**GIVEN PROBLEM**. Collect each line of the records containing the string "Math".

- - -

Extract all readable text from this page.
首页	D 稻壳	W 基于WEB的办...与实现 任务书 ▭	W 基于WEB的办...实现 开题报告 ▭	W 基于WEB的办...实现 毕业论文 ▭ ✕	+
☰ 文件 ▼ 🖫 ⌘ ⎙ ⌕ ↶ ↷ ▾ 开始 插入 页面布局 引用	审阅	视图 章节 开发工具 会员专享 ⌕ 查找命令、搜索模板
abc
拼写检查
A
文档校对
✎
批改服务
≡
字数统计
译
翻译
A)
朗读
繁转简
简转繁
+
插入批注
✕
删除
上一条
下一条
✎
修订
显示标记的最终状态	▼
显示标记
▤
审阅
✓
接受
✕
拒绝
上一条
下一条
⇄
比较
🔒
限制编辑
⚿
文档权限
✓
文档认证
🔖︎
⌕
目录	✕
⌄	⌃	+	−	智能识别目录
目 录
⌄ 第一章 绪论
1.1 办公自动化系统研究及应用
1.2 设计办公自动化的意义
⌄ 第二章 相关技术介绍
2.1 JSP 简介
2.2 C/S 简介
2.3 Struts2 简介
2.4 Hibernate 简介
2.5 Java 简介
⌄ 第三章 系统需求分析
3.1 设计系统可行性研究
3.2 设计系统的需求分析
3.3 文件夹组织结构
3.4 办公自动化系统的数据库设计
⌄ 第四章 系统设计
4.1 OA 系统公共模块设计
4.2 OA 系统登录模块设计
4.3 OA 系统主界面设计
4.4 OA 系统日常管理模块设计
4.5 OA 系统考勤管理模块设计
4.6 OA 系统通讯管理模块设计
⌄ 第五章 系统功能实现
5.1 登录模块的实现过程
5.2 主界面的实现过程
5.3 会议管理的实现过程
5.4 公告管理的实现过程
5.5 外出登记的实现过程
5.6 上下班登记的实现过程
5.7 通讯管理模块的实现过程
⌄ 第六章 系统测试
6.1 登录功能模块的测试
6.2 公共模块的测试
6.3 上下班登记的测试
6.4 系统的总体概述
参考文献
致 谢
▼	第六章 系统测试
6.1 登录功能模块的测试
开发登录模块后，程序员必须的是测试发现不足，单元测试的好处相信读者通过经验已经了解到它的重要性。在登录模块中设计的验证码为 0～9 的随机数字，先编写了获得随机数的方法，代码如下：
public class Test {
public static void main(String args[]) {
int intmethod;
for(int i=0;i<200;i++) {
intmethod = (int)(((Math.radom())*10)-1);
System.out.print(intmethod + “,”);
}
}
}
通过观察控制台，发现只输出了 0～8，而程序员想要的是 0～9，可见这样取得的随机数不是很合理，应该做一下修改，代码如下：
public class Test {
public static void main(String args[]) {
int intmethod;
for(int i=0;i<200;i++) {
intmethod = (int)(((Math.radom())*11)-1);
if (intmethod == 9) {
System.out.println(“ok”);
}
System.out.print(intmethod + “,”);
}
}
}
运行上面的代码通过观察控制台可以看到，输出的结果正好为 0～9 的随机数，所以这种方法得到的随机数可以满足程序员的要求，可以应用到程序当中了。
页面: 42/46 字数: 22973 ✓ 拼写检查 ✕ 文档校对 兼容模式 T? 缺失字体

- - -

**SOLUTION FOR THIS EXERCISE**.
intmethod = (int)(((Math.radom())*10)-1);
intmethod = (int)(((Math.radom())*11)-1);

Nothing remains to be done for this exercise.